═════ Dataset records
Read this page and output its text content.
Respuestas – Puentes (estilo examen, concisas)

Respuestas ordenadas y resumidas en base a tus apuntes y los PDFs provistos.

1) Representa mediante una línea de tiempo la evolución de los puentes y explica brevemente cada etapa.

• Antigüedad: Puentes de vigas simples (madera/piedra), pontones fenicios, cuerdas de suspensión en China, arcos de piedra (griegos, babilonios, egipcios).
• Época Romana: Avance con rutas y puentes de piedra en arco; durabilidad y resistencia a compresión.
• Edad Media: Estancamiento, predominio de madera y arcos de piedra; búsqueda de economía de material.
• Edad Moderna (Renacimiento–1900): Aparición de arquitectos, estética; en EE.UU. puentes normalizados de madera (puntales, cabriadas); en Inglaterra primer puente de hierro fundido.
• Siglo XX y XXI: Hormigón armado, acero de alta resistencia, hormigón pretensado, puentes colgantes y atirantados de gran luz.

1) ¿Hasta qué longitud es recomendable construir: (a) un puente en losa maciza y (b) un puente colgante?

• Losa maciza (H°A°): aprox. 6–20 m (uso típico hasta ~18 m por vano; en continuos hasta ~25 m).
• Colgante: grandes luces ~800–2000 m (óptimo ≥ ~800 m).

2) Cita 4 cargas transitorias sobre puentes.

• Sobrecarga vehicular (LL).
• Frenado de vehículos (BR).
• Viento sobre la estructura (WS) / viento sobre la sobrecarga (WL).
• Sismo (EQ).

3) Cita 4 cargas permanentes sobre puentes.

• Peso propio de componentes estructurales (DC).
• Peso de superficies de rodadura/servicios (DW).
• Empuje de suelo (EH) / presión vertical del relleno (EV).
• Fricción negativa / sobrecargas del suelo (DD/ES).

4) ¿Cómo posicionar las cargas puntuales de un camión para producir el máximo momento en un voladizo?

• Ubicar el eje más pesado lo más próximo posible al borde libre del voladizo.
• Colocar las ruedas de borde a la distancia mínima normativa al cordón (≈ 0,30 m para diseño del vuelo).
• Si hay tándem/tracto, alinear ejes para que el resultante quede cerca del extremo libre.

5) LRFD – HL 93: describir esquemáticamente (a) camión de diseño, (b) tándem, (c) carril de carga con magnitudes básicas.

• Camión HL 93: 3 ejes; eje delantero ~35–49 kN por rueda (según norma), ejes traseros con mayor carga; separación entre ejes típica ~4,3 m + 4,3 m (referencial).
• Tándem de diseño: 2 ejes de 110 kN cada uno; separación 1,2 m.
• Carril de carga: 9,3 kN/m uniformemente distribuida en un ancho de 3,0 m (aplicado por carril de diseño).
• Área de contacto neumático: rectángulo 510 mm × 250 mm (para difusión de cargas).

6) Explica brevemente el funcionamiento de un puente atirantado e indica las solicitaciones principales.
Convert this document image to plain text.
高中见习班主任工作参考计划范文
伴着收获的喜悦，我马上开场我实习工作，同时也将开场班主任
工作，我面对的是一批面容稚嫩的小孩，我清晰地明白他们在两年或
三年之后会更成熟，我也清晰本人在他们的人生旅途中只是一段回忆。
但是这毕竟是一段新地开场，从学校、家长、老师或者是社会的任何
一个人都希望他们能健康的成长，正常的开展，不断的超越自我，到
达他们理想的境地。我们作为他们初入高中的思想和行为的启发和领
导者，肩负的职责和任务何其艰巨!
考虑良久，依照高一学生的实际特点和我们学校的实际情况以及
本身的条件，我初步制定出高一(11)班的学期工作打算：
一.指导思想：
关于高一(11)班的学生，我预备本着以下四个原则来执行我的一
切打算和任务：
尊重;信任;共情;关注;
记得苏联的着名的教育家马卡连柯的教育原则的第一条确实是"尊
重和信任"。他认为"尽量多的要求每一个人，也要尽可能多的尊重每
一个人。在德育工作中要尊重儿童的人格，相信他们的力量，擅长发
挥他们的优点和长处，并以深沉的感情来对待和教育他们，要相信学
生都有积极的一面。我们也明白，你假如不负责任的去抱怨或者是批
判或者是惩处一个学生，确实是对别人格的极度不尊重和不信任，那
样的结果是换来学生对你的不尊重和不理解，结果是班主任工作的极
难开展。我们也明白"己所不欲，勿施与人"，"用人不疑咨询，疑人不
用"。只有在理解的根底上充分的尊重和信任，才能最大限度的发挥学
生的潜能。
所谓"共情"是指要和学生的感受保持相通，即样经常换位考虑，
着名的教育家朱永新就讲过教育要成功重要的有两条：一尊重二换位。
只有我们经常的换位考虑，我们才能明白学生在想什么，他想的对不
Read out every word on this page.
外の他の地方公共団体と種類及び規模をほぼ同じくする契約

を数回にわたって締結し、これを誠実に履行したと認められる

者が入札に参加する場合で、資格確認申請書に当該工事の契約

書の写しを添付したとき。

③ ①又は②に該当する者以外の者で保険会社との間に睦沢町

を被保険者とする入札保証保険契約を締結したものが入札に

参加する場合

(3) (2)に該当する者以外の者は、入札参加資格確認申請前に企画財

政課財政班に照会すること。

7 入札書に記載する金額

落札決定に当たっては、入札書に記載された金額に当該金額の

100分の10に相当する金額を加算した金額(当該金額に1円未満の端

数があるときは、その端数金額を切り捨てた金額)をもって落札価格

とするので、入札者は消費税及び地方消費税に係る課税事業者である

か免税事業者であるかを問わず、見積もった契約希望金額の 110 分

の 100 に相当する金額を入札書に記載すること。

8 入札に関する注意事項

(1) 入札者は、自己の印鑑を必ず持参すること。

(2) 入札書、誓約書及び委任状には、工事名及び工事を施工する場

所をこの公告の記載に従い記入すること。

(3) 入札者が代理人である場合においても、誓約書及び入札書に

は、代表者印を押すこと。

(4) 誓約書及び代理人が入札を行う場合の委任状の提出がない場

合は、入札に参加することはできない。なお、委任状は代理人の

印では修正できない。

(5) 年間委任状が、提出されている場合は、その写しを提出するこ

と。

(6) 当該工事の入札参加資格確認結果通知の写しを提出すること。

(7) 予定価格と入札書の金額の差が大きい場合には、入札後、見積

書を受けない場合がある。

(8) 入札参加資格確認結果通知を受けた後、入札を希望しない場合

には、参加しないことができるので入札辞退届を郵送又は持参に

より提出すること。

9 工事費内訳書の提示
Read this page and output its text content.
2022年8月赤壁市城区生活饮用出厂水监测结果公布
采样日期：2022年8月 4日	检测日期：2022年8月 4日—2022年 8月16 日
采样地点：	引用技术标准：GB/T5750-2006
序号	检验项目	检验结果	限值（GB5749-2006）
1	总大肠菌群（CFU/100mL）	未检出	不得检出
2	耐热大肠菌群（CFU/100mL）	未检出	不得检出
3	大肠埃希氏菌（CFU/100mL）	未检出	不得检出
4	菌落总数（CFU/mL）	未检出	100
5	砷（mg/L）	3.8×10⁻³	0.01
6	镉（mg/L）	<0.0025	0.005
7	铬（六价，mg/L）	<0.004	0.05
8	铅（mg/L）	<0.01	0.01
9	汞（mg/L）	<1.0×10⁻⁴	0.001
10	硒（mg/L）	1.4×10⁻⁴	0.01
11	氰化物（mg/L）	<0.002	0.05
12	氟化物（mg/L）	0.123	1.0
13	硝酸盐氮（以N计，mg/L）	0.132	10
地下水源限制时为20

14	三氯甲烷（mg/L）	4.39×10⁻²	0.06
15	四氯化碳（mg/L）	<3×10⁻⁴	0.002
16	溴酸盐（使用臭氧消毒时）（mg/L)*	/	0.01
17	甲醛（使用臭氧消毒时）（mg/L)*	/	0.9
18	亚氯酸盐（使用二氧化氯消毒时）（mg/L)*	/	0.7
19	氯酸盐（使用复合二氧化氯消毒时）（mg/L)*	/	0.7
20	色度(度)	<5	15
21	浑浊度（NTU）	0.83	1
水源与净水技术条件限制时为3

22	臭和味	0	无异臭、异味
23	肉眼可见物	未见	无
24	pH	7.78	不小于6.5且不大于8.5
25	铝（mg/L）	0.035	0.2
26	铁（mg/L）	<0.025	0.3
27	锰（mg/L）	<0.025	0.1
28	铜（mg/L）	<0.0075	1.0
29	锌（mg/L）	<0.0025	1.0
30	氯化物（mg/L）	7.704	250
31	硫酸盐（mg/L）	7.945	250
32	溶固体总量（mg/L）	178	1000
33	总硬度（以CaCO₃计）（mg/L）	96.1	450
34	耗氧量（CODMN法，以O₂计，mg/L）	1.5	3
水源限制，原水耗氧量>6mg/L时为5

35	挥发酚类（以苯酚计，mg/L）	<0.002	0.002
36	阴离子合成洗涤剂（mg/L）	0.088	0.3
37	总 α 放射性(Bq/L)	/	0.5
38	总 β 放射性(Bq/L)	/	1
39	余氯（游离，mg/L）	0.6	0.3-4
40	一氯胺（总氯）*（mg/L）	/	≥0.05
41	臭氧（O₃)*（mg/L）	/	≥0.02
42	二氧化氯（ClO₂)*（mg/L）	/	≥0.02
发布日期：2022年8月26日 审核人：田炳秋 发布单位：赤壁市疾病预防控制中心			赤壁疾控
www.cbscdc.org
══════════
## Written task:
Pull every line containing the word "ejes" out of the entries above.

## Exercise output:
• Si hay tándem/tracto, alinear ejes para que el resultante quede cerca del extremo libre.
• Camión HL 93: 3 ejes; eje delantero ~35–49 kN por rueda (según norma), ejes traseros con mayor carga; separación entre ejes típica ~4,3 m + 4,3 m (referencial).
• Tándem de diseño: 2 ejes de 110 kN cada uno; separación 1,2 m.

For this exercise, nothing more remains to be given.